SET TASK> Pull out all lines from the listing below in which the word "concentrations" appears.

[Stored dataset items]
· · · · ·

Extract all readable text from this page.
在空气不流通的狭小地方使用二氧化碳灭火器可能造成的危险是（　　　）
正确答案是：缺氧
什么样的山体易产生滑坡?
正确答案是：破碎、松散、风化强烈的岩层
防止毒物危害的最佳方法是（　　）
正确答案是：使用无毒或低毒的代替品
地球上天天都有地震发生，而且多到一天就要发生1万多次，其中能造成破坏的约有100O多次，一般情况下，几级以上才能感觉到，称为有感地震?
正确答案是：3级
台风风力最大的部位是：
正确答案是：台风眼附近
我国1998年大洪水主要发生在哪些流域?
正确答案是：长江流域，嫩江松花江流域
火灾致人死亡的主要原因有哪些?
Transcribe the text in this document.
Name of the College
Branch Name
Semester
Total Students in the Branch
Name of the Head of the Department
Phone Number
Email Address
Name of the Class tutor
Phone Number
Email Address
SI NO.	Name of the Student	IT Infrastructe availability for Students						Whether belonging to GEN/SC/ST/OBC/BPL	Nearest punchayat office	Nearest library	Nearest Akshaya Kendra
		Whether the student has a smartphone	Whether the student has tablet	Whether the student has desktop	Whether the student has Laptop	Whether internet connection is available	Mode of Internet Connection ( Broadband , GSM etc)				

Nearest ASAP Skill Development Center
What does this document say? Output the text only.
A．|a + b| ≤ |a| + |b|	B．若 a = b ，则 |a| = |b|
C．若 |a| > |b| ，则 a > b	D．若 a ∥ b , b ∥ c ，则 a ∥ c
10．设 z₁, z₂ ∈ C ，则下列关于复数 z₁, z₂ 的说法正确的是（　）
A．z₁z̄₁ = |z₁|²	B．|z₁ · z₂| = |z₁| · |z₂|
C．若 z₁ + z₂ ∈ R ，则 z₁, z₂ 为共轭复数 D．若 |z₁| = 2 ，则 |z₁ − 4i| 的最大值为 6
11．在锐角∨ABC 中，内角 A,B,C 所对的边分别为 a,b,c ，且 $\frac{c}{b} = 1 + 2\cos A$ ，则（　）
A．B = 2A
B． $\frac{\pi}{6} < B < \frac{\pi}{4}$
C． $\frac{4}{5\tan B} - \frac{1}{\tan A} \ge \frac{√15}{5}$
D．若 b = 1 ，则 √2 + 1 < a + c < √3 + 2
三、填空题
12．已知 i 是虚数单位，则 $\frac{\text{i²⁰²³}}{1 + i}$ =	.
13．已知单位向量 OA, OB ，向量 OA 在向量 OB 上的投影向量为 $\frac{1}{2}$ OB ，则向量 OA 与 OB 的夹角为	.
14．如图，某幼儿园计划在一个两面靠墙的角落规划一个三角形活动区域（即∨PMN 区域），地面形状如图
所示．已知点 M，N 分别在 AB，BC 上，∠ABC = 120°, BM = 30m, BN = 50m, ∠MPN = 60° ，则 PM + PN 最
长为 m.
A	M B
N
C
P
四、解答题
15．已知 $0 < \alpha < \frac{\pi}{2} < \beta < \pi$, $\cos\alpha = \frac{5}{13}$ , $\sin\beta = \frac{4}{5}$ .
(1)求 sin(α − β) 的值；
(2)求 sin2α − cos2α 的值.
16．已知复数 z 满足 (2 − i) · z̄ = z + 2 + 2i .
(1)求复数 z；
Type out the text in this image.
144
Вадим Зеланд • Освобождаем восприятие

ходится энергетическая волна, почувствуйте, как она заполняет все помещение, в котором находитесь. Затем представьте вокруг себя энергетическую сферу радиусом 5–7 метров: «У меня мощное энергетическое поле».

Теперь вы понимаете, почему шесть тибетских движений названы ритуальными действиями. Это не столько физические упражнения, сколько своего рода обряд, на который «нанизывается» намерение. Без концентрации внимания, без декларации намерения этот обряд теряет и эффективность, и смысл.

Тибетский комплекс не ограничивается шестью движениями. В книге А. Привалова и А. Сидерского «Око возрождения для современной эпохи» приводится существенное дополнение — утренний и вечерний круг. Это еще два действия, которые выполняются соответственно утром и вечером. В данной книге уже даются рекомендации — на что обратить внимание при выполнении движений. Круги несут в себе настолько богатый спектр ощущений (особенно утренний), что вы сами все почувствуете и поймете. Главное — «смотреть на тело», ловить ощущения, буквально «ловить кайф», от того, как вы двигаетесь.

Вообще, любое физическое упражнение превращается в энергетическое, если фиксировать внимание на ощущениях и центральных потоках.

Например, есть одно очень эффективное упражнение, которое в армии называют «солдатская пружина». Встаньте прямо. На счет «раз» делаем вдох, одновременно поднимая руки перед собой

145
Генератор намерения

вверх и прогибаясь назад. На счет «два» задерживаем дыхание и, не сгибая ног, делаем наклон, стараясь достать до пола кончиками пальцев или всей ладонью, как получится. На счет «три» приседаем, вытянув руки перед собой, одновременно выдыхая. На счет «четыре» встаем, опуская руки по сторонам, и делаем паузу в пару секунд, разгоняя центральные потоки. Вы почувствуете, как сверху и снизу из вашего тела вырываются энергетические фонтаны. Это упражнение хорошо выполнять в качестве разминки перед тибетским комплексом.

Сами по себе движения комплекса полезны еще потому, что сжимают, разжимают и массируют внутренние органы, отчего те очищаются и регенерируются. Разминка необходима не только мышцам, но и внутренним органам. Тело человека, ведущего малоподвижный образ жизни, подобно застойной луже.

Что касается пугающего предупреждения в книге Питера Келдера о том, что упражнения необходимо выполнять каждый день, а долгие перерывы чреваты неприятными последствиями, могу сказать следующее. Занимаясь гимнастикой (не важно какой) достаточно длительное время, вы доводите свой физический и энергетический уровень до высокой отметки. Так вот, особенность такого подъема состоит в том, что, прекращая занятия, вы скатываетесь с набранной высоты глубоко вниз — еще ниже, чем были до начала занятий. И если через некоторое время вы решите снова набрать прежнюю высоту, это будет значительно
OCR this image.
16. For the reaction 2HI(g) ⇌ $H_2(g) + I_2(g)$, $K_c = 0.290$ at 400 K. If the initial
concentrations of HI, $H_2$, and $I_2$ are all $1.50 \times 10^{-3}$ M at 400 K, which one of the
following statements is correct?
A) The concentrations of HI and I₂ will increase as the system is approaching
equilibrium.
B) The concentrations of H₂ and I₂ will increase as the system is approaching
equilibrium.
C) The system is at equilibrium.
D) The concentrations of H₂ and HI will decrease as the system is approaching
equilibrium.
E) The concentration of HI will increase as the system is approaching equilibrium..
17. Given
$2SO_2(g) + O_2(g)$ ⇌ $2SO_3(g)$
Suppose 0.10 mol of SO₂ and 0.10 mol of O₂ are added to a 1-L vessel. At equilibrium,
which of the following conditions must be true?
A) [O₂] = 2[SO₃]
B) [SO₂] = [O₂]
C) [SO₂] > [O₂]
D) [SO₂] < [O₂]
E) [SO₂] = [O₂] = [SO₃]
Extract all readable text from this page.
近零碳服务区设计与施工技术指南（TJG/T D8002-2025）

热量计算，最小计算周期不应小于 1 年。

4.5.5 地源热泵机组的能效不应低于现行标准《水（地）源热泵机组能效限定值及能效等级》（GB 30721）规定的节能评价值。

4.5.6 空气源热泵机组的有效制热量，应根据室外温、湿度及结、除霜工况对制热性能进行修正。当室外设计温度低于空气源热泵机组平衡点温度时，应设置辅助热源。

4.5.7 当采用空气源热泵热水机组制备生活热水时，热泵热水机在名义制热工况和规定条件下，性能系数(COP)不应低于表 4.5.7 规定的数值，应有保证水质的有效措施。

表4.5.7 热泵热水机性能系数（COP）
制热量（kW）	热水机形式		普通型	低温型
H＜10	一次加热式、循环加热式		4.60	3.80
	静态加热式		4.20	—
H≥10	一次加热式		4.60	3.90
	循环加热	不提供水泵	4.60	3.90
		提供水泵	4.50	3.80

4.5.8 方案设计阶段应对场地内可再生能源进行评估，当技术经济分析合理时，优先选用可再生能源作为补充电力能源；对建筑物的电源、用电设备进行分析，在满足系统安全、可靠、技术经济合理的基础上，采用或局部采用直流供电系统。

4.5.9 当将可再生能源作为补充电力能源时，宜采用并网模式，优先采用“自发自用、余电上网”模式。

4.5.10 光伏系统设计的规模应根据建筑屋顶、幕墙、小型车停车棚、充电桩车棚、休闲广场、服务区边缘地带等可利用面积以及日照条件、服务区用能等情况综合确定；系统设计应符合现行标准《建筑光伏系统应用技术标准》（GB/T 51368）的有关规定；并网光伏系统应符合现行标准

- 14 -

· · · · ·

OUTPUT FOR THIS TASK>
concentrations of HI, $H_2$, and $I_2$ are all $1.50 \times 10^{-3}$ M at 400 K, which one of the
A) The concentrations of HI and I₂ will increase as the system is approaching
B) The concentrations of H₂ and I₂ will increase as the system is approaching
D) The concentrations of H₂ and HI will decrease as the system is approaching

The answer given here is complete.